* [REQUIRED TASK] Copy each of the records below line for line, changing nothing.

Start of EXTRACTED DATA

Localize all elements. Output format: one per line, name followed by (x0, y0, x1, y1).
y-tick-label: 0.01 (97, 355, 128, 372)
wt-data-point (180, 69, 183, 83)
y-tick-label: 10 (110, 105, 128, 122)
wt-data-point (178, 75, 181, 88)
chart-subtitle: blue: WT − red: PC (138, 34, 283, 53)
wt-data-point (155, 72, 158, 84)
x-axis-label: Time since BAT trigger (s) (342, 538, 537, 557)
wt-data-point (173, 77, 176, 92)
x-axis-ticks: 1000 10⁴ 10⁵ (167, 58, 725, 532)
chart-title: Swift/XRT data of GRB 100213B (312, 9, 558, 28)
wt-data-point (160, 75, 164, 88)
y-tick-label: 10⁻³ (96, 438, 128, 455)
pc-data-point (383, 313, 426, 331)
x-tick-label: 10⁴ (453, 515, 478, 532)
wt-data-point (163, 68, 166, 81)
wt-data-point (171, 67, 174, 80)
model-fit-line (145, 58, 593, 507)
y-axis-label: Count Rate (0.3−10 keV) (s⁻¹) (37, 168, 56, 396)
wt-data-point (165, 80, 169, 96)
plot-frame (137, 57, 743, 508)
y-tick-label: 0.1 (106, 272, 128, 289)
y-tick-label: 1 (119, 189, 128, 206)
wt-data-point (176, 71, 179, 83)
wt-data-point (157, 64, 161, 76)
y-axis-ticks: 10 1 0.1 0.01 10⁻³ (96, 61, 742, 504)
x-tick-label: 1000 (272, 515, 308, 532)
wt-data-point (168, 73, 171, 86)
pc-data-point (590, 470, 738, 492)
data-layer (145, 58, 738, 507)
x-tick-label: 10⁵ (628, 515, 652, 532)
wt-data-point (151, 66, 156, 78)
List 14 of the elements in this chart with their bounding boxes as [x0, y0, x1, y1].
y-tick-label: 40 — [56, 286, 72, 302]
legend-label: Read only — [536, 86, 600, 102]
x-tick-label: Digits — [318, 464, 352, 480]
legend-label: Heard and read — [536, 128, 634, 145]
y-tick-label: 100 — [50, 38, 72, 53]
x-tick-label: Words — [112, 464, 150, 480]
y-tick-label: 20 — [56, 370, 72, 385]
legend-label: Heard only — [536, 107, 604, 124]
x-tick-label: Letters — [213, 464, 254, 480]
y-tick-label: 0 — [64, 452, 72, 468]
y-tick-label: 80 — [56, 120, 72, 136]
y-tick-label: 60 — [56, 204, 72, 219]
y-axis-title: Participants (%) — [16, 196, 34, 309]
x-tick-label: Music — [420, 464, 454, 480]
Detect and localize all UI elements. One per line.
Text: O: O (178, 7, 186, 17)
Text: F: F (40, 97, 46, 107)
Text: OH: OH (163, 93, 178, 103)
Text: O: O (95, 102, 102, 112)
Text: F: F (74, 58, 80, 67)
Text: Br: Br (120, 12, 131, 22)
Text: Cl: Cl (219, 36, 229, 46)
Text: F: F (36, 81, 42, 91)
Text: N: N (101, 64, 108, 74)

End of EXTRACTED DATA

* [WORKED ANSWER]
Localize all elements. Output format: one per line, name followed by (x0, y0, x1, y1).
y-tick-label: 0.01 (97, 355, 128, 372)
wt-data-point (180, 69, 183, 83)
y-tick-label: 10 (110, 105, 128, 122)
wt-data-point (178, 75, 181, 88)
chart-subtitle: blue: WT − red: PC (138, 34, 283, 53)
wt-data-point (155, 72, 158, 84)
x-axis-label: Time since BAT trigger (s) (342, 538, 537, 557)
wt-data-point (173, 77, 176, 92)
x-axis-ticks: 1000 10⁴ 10⁵ (167, 58, 725, 532)
chart-title: Swift/XRT data of GRB 100213B (312, 9, 558, 28)
wt-data-point (160, 75, 164, 88)
y-tick-label: 10⁻³ (96, 438, 128, 455)
pc-data-point (383, 313, 426, 331)
x-tick-label: 10⁴ (453, 515, 478, 532)
wt-data-point (163, 68, 166, 81)
wt-data-point (171, 67, 174, 80)
model-fit-line (145, 58, 593, 507)
y-axis-label: Count Rate (0.3−10 keV) (s⁻¹) (37, 168, 56, 396)
wt-data-point (165, 80, 169, 96)
plot-frame (137, 57, 743, 508)
y-tick-label: 0.1 (106, 272, 128, 289)
y-tick-label: 1 (119, 189, 128, 206)
wt-data-point (176, 71, 179, 83)
wt-data-point (157, 64, 161, 76)
y-axis-ticks: 10 1 0.1 0.01 10⁻³ (96, 61, 742, 504)
x-tick-label: 1000 (272, 515, 308, 532)
wt-data-point (168, 73, 171, 86)
pc-data-point (590, 470, 738, 492)
data-layer (145, 58, 738, 507)
x-tick-label: 10⁵ (628, 515, 652, 532)
wt-data-point (151, 66, 156, 78)
List 14 of the elements in this chart with their bounding boxes as [x0, y0, x1, y1].
y-tick-label: 40 — [56, 286, 72, 302]
legend-label: Read only — [536, 86, 600, 102]
x-tick-label: Digits — [318, 464, 352, 480]
legend-label: Heard and read — [536, 128, 634, 145]
y-tick-label: 100 — [50, 38, 72, 53]
x-tick-label: Words — [112, 464, 150, 480]
y-tick-label: 20 — [56, 370, 72, 385]
legend-label: Heard only — [536, 107, 604, 124]
x-tick-label: Letters — [213, 464, 254, 480]
y-tick-label: 0 — [64, 452, 72, 468]
y-tick-label: 80 — [56, 120, 72, 136]
y-tick-label: 60 — [56, 204, 72, 219]
y-axis-title: Participants (%) — [16, 196, 34, 309]
x-tick-label: Music — [420, 464, 454, 480]
Detect and localize all UI elements. One per line.
Text: O: O (178, 7, 186, 17)
Text: F: F (40, 97, 46, 107)
Text: OH: OH (163, 93, 178, 103)
Text: O: O (95, 102, 102, 112)
Text: F: F (74, 58, 80, 67)
Text: Br: Br (120, 12, 131, 22)
Text: Cl: Cl (219, 36, 229, 46)
Text: F: F (36, 81, 42, 91)
Text: N: N (101, 64, 108, 74)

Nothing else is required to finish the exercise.